▶ [The exercise]:
Repeat every record below exactly, leaving out the pictures.

(Collected data entries)
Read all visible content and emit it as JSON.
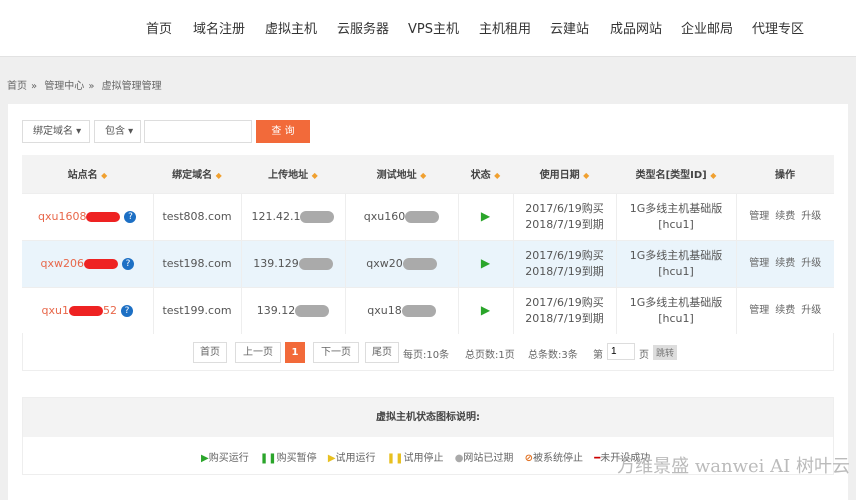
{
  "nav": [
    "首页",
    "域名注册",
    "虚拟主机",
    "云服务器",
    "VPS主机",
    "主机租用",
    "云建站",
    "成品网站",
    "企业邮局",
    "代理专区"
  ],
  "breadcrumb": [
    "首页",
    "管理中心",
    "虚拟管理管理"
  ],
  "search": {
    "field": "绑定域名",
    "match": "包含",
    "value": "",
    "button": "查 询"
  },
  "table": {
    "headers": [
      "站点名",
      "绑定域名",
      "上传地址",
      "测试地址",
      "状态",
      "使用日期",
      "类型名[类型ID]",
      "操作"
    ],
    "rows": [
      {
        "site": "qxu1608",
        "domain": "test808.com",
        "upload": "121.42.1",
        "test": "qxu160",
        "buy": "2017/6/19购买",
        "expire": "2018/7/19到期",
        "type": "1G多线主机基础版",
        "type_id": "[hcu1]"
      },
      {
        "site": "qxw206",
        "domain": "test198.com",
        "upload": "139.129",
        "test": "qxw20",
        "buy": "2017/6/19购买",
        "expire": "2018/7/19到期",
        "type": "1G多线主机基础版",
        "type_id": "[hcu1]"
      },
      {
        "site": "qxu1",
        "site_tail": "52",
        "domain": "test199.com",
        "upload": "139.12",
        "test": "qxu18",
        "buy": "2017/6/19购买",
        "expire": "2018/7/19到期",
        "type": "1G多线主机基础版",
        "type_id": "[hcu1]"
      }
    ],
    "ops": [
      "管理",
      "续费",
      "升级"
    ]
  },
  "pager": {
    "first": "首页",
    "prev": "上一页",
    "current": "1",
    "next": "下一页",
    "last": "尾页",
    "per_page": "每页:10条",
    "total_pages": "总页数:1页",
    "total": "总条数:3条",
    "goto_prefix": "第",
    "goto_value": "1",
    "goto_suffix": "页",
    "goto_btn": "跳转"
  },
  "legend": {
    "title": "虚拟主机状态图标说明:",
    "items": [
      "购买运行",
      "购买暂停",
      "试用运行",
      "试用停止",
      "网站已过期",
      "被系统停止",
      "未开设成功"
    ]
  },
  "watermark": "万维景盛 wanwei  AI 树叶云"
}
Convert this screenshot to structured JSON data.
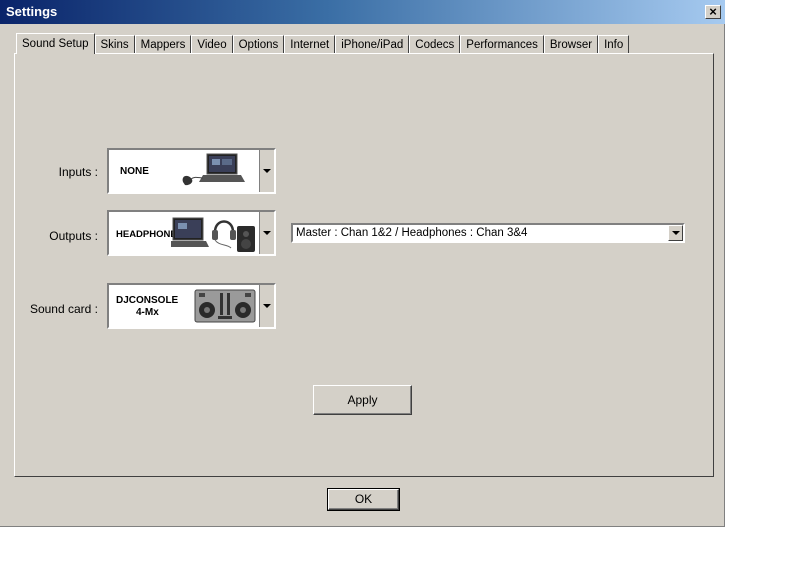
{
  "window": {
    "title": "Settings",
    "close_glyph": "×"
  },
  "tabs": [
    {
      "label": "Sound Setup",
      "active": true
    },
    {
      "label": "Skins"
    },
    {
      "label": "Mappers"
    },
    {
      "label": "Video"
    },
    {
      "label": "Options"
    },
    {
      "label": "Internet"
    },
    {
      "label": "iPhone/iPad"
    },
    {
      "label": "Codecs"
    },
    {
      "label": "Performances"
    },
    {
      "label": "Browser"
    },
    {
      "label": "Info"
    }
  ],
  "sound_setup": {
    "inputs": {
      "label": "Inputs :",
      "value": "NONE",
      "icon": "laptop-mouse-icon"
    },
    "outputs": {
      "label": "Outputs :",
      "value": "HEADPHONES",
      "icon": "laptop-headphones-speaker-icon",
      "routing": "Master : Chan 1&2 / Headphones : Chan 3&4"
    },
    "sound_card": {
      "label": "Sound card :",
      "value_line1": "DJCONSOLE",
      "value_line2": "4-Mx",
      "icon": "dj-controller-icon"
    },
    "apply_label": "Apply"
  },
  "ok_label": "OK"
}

▶ [Right answer]:
Read all visible content and emit it as JSON.
{
  "nav": [
    "首页",
    "域名注册",
    "虚拟主机",
    "云服务器",
    "VPS主机",
    "主机租用",
    "云建站",
    "成品网站",
    "企业邮局",
    "代理专区"
  ],
  "breadcrumb": [
    "首页",
    "管理中心",
    "虚拟管理管理"
  ],
  "search": {
    "field": "绑定域名",
    "match": "包含",
    "value": "",
    "button": "查 询"
  },
  "table": {
    "headers": [
      "站点名",
      "绑定域名",
      "上传地址",
      "测试地址",
      "状态",
      "使用日期",
      "类型名[类型ID]",
      "操作"
    ],
    "rows": [
      {
        "site": "qxu1608",
        "domain": "test808.com",
        "upload": "121.42.1",
        "test": "qxu160",
        "buy": "2017/6/19购买",
        "expire": "2018/7/19到期",
        "type": "1G多线主机基础版",
        "type_id": "[hcu1]"
      },
      {
        "site": "qxw206",
        "domain": "test198.com",
        "upload": "139.129",
        "test": "qxw20",
        "buy": "2017/6/19购买",
        "expire": "2018/7/19到期",
        "type": "1G多线主机基础版",
        "type_id": "[hcu1]"
      },
      {
        "site": "qxu1",
        "site_tail": "52",
        "domain": "test199.com",
        "upload": "139.12",
        "test": "qxu18",
        "buy": "2017/6/19购买",
        "expire": "2018/7/19到期",
        "type": "1G多线主机基础版",
        "type_id": "[hcu1]"
      }
    ],
    "ops": [
      "管理",
      "续费",
      "升级"
    ]
  },
  "pager": {
    "first": "首页",
    "prev": "上一页",
    "current": "1",
    "next": "下一页",
    "last": "尾页",
    "per_page": "每页:10条",
    "total_pages": "总页数:1页",
    "total": "总条数:3条",
    "goto_prefix": "第",
    "goto_value": "1",
    "goto_suffix": "页",
    "goto_btn": "跳转"
  },
  "legend": {
    "title": "虚拟主机状态图标说明:",
    "items": [
      "购买运行",
      "购买暂停",
      "试用运行",
      "试用停止",
      "网站已过期",
      "被系统停止",
      "未开设成功"
    ]
  },
  "watermark": "万维景盛 wanwei  AI 树叶云"
}
Convert this screenshot to structured JSON data.
{
  "window": {
    "title": "Settings",
    "close_glyph": "×"
  },
  "tabs": [
    {
      "label": "Sound Setup",
      "active": true
    },
    {
      "label": "Skins"
    },
    {
      "label": "Mappers"
    },
    {
      "label": "Video"
    },
    {
      "label": "Options"
    },
    {
      "label": "Internet"
    },
    {
      "label": "iPhone/iPad"
    },
    {
      "label": "Codecs"
    },
    {
      "label": "Performances"
    },
    {
      "label": "Browser"
    },
    {
      "label": "Info"
    }
  ],
  "sound_setup": {
    "inputs": {
      "label": "Inputs :",
      "value": "NONE",
      "icon": "laptop-mouse-icon"
    },
    "outputs": {
      "label": "Outputs :",
      "value": "HEADPHONES",
      "icon": "laptop-headphones-speaker-icon",
      "routing": "Master : Chan 1&2 / Headphones : Chan 3&4"
    },
    "sound_card": {
      "label": "Sound card :",
      "value_line1": "DJCONSOLE",
      "value_line2": "4-Mx",
      "icon": "dj-controller-icon"
    },
    "apply_label": "Apply"
  },
  "ok_label": "OK"
}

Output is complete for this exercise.